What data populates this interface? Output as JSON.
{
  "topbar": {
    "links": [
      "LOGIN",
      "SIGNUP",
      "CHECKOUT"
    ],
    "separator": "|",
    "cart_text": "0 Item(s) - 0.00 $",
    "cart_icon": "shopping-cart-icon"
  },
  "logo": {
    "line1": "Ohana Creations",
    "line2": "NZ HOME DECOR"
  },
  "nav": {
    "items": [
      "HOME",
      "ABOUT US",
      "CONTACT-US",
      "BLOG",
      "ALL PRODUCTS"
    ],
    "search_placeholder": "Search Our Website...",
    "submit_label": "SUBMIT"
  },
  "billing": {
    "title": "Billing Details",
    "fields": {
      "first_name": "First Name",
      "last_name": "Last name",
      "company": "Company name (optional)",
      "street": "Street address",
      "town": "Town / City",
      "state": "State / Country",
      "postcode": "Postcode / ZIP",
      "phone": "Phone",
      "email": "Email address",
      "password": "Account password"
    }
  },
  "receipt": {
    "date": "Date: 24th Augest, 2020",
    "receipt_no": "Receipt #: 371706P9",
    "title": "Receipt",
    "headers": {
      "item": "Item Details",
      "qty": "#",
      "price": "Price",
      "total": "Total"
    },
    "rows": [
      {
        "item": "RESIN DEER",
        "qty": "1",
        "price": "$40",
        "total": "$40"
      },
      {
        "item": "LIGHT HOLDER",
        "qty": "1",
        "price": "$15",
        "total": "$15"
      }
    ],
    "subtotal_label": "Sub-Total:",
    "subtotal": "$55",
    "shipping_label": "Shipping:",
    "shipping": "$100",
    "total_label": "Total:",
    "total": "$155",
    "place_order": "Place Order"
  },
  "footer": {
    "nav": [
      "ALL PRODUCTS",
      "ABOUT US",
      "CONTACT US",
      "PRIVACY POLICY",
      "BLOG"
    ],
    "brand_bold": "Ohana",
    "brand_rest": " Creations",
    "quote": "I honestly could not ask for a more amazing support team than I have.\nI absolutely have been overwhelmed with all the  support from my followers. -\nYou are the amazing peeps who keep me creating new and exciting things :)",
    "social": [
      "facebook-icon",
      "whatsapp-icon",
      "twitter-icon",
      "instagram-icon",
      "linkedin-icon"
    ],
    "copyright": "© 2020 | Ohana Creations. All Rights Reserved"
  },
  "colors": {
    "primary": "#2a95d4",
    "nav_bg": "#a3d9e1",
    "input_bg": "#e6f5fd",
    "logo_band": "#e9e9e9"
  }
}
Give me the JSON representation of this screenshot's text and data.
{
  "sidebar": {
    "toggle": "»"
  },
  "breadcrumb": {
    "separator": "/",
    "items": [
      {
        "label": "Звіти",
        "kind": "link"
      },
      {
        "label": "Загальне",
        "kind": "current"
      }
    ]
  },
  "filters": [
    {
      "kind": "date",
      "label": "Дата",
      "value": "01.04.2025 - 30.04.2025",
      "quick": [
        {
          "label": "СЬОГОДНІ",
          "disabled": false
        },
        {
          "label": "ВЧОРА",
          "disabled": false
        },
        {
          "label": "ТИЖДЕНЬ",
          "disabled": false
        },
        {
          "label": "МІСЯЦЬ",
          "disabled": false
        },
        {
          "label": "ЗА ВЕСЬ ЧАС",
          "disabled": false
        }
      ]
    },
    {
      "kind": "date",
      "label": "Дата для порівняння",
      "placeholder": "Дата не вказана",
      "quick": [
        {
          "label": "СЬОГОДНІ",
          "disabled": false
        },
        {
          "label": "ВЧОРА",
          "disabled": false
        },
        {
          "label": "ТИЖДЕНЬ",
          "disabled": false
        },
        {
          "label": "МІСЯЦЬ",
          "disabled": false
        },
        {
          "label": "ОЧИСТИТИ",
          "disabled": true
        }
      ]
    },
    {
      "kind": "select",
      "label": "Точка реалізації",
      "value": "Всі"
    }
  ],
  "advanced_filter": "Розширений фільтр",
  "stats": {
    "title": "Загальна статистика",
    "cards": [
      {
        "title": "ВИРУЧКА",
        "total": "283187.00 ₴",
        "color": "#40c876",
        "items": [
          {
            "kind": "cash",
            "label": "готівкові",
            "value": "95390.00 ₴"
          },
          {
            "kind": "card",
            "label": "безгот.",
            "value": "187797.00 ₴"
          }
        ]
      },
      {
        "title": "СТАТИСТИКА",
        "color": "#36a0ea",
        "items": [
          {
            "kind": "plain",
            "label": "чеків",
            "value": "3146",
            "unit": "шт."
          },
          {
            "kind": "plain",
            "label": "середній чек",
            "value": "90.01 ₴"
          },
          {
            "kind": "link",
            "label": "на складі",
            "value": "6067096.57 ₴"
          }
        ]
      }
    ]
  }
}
---
Give the count of lines holding the word "icon" and nothing more.

**FINISHED EXERCISE**.
6